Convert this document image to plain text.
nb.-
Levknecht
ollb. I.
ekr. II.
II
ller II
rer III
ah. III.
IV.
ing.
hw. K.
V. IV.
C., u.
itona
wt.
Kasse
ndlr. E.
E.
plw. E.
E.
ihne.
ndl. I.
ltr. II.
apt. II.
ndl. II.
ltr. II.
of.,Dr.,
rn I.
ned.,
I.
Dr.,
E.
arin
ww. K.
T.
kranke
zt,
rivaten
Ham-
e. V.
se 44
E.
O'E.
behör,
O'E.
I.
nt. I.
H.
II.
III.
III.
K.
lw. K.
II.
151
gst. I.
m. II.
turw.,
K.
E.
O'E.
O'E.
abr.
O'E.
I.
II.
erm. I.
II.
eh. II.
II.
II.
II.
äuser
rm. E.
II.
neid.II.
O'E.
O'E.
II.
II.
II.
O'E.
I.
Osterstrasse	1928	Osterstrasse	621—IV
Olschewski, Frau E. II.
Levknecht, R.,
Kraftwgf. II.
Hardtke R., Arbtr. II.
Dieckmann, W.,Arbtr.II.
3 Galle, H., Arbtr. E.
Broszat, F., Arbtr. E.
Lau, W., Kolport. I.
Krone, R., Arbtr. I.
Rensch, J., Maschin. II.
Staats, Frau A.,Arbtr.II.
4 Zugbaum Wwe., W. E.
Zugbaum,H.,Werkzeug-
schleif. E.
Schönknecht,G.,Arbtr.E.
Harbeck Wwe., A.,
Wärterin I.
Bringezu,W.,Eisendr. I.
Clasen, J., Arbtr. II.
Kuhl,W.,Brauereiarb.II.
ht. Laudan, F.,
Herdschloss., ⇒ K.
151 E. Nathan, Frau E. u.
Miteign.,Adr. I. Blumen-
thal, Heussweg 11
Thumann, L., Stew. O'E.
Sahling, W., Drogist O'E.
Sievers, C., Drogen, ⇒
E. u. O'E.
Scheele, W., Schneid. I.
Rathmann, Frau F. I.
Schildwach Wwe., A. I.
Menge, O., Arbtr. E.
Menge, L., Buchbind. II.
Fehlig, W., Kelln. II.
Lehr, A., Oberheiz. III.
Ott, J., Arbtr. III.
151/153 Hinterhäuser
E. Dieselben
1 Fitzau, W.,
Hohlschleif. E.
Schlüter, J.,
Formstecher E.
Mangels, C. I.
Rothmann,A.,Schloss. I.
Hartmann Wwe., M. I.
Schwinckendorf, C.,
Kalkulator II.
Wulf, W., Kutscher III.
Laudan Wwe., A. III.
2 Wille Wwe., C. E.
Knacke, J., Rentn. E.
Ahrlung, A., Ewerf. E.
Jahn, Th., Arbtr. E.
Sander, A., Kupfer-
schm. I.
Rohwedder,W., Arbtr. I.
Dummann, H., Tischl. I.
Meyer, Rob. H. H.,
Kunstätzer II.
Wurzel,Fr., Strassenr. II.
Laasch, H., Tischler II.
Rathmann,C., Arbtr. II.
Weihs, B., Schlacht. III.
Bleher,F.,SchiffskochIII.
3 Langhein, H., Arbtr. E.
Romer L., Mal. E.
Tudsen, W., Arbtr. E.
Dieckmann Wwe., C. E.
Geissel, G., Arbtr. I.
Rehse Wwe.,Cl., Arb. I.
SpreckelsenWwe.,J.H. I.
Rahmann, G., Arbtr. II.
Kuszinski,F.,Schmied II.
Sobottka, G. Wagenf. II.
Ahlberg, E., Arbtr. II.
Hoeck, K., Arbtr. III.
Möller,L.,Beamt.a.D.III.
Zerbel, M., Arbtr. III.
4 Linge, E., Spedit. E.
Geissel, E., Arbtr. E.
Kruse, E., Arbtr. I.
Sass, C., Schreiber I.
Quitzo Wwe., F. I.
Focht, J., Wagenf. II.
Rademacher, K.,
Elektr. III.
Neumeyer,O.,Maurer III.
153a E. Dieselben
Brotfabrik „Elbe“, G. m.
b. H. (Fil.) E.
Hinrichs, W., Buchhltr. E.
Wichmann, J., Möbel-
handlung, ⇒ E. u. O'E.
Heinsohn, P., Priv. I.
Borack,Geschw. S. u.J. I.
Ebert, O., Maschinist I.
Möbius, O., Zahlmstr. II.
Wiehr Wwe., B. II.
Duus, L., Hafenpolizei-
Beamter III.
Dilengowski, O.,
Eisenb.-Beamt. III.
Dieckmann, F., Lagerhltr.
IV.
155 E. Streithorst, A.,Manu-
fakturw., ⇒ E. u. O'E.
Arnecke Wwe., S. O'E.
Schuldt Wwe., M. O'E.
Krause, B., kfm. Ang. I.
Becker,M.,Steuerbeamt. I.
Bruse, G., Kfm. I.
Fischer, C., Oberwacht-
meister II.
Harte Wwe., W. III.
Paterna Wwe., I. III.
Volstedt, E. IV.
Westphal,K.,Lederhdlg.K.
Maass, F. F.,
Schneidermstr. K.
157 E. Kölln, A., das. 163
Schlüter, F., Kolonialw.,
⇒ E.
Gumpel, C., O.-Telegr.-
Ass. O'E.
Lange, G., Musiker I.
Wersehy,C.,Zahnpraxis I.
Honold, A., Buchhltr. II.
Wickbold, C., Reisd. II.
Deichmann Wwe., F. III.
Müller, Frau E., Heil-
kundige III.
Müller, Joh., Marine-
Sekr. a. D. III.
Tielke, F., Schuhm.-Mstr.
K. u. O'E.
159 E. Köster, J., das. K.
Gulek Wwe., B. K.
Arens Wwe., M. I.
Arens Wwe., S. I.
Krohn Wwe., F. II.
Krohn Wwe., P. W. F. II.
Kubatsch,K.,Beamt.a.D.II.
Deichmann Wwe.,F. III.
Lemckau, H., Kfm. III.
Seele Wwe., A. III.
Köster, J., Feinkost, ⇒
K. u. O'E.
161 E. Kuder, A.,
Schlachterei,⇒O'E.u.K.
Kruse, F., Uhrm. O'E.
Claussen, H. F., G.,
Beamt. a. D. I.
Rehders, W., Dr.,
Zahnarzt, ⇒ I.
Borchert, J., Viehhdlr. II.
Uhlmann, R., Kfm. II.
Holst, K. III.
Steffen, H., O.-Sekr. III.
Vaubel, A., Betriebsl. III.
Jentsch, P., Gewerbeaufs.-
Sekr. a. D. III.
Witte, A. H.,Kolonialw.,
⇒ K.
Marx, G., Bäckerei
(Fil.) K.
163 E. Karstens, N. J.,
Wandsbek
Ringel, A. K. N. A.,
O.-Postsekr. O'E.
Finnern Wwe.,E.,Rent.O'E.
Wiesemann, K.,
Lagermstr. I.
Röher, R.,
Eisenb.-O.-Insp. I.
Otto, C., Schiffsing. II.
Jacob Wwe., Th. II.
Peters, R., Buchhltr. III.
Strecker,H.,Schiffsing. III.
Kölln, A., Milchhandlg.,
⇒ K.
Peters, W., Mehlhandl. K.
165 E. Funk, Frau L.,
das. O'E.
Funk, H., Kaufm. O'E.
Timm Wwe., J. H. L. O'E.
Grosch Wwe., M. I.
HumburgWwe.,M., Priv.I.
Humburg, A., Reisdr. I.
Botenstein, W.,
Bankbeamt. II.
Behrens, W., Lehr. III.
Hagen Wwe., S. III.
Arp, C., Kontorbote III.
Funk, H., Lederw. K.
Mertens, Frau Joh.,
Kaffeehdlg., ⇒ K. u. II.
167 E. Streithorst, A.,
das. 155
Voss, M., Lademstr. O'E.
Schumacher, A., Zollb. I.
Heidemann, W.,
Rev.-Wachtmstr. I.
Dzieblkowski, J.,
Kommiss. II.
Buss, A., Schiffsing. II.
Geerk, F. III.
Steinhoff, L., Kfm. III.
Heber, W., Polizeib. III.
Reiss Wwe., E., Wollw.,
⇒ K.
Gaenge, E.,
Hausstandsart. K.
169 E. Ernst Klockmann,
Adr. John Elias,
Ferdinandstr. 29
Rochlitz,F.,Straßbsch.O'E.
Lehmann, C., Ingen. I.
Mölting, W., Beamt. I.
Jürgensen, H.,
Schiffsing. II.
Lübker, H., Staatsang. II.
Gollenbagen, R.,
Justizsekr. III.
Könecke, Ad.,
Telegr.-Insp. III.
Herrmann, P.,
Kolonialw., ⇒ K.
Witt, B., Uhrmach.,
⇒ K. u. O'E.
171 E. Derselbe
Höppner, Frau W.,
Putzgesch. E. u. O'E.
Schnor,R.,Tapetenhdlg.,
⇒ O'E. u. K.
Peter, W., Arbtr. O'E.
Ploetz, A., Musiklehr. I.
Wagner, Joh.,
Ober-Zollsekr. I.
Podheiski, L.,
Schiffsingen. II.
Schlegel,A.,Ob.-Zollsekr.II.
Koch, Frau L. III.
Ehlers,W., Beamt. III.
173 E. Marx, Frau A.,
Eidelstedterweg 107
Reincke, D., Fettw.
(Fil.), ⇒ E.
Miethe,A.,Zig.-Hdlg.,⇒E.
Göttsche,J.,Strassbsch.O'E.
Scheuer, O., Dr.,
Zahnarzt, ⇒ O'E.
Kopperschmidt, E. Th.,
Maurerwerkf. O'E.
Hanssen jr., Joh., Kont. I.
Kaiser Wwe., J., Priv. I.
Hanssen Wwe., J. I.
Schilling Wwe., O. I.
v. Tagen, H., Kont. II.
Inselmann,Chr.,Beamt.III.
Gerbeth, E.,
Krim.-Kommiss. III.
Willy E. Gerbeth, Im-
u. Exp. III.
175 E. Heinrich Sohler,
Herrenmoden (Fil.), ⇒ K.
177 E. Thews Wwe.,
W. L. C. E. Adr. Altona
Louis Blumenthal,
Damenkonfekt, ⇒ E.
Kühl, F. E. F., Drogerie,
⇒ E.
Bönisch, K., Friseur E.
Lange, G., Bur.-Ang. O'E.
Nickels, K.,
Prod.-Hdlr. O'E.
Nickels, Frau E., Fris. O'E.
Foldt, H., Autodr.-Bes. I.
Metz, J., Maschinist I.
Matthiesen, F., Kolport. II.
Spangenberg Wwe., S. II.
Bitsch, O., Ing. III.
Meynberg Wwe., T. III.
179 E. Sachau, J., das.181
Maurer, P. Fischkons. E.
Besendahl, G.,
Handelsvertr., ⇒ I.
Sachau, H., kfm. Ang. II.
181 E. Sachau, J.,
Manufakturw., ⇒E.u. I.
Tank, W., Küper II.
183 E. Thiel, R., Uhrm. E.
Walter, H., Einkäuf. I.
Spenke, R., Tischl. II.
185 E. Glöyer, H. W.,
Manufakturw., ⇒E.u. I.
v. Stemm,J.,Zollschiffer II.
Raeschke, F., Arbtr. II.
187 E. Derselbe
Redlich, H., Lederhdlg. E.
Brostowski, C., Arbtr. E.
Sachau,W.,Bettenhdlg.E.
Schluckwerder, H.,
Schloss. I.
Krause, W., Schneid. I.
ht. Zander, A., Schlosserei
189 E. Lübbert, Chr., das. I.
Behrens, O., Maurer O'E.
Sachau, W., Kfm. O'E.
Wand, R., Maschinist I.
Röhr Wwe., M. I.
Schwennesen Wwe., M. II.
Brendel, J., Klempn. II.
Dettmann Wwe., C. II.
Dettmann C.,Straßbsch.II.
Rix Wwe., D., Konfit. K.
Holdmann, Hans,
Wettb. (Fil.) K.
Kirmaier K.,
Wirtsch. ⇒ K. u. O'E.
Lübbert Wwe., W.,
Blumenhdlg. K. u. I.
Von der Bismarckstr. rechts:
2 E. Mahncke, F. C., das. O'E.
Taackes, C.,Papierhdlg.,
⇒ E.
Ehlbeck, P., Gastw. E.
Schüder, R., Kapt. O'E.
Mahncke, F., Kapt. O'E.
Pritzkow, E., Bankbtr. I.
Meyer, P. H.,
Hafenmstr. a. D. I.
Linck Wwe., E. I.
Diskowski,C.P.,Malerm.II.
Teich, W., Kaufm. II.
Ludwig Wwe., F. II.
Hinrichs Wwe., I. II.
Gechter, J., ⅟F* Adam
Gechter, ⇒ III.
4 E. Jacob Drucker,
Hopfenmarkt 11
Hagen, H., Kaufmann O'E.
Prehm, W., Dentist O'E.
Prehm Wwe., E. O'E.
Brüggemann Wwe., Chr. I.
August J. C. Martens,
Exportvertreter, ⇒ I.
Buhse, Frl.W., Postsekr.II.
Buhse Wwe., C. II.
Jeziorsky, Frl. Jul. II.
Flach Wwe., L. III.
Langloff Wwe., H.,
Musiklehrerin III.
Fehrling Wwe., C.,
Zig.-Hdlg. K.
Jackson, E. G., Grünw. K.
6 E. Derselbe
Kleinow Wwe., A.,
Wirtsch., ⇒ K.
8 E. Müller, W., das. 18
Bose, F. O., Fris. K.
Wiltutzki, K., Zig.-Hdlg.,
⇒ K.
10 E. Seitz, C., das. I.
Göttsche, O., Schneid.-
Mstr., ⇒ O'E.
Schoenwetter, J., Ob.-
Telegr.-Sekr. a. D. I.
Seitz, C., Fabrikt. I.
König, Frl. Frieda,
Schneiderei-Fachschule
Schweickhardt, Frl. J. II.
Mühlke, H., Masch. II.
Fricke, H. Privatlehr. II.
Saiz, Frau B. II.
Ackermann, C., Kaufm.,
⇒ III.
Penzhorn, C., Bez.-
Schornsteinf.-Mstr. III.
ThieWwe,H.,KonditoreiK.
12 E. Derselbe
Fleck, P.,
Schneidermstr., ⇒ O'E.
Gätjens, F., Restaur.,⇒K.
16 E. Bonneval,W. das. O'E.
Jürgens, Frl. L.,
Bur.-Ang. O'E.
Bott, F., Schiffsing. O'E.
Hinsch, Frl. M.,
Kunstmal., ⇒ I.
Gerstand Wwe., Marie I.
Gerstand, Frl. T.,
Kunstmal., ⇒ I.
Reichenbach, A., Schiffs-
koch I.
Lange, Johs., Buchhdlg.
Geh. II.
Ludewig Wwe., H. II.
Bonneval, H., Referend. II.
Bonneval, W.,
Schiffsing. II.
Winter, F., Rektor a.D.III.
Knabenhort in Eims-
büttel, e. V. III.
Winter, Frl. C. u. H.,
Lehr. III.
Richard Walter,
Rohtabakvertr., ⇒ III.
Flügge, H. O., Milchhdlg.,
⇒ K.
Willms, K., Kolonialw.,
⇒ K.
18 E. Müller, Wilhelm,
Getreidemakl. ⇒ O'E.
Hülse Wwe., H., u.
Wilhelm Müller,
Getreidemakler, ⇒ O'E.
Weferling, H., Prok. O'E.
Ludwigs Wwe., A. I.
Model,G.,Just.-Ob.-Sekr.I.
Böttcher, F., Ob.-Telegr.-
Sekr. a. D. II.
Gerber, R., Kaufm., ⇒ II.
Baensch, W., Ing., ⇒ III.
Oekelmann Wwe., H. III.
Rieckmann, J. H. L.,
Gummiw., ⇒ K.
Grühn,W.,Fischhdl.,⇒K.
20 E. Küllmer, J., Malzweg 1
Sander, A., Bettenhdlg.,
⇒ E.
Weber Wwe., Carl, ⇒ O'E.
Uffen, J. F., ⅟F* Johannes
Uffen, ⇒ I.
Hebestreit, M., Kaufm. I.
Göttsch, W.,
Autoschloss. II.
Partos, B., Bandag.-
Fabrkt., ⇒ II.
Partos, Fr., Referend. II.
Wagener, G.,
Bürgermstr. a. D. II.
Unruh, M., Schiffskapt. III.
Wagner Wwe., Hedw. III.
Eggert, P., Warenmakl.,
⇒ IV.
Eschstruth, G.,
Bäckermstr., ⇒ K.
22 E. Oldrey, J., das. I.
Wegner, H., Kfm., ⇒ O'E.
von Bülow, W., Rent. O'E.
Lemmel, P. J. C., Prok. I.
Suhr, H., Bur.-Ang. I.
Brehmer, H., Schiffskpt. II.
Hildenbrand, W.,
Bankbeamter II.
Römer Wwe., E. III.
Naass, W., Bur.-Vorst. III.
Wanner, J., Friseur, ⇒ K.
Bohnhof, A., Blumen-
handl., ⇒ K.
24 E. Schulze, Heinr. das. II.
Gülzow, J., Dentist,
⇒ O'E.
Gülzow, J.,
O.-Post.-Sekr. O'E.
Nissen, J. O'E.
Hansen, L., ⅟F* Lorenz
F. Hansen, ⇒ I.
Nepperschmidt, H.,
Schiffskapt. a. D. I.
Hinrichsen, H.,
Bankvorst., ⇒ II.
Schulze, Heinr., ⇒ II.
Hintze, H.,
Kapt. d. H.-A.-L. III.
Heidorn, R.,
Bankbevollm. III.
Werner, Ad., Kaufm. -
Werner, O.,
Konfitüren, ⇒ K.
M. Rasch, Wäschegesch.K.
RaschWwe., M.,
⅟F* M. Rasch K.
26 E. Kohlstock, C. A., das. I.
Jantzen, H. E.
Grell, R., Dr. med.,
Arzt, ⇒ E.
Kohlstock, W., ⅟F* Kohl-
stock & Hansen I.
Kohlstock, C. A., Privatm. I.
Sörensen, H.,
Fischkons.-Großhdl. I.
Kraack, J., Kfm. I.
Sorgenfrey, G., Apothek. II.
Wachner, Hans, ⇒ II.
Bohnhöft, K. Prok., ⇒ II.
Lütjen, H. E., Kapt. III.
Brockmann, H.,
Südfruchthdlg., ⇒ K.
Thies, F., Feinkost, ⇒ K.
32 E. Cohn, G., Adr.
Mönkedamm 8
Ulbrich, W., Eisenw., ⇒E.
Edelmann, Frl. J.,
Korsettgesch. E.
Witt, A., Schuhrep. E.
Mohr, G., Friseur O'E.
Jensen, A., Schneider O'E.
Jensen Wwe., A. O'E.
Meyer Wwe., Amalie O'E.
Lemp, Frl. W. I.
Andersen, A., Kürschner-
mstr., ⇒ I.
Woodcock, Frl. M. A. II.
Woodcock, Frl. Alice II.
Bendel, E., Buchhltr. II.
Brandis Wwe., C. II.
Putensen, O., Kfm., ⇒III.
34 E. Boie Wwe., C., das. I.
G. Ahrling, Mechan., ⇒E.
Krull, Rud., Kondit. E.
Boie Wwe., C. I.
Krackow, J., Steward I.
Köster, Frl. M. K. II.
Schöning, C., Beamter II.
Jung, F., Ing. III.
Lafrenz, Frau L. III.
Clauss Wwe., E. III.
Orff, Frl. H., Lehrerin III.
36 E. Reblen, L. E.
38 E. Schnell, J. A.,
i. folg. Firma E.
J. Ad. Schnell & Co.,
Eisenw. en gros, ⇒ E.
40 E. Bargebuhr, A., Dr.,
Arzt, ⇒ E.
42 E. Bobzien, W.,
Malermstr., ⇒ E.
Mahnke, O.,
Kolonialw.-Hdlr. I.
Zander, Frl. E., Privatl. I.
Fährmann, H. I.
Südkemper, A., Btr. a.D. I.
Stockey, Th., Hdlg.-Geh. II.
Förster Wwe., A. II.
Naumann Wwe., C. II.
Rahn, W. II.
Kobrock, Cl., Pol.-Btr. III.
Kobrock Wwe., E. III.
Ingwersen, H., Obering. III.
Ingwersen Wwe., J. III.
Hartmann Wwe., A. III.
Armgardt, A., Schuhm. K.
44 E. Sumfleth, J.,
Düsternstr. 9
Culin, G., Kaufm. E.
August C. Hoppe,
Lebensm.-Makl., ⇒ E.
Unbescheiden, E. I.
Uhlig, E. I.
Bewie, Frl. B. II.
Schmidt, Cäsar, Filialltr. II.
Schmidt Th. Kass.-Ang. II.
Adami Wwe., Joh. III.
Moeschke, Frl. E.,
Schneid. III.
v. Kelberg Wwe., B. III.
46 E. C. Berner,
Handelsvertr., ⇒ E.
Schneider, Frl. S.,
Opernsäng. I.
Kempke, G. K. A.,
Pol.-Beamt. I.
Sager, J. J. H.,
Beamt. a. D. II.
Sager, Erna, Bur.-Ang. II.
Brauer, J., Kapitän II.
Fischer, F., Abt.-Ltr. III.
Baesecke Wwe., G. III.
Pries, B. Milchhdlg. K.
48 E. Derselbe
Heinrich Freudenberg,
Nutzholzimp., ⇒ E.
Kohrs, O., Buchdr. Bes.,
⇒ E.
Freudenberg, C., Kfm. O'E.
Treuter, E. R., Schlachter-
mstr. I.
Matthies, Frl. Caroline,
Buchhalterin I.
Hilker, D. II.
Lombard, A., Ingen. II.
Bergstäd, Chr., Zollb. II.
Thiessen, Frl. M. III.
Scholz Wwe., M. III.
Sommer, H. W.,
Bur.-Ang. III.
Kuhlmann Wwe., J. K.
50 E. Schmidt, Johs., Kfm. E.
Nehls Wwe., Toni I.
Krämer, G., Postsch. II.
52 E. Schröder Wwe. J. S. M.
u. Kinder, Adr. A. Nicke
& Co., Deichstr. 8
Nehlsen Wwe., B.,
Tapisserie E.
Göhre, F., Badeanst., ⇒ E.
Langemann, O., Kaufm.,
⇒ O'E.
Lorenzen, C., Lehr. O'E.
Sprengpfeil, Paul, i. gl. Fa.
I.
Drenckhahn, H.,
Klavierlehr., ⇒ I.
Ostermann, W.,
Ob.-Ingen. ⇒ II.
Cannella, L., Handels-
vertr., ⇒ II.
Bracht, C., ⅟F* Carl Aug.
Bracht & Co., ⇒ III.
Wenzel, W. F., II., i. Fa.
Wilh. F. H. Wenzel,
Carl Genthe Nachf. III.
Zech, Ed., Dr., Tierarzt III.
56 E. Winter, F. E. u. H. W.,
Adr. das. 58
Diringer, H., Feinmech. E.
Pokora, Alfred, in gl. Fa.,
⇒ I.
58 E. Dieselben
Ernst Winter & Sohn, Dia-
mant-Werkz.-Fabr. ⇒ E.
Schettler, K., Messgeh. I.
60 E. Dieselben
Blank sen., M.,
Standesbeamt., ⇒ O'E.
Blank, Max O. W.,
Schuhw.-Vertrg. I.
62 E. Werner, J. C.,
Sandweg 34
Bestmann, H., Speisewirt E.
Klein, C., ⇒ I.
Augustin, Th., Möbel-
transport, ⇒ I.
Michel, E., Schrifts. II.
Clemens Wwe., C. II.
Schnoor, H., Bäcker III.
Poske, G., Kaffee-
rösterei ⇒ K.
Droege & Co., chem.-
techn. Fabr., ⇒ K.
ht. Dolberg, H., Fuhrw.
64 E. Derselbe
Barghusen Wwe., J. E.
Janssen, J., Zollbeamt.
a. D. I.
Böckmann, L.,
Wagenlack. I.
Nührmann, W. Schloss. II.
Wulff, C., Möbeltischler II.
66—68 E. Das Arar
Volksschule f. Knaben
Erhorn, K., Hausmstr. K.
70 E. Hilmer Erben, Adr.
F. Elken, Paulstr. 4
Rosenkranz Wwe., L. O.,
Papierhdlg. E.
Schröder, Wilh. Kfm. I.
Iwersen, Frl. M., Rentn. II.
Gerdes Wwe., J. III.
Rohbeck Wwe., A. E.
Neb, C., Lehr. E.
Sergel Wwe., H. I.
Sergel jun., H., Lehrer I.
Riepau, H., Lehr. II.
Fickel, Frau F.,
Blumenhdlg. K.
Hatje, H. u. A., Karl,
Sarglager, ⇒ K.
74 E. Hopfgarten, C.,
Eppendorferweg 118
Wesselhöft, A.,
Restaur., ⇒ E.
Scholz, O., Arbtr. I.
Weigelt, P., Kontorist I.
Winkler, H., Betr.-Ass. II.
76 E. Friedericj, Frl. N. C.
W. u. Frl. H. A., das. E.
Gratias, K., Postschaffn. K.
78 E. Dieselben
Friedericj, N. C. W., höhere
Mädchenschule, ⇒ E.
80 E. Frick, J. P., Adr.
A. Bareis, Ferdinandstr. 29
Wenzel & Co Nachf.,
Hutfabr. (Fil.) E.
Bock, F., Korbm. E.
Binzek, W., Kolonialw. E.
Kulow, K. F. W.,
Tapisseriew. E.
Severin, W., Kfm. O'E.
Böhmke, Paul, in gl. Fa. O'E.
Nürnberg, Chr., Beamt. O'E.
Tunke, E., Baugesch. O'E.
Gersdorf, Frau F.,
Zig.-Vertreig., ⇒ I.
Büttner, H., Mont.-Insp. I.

____

For each line above that contains the word "Kobrock", copy that line.

(Answer below):
Kobrock, Cl., Pol.-Btr. III.
Kobrock Wwe., E. III.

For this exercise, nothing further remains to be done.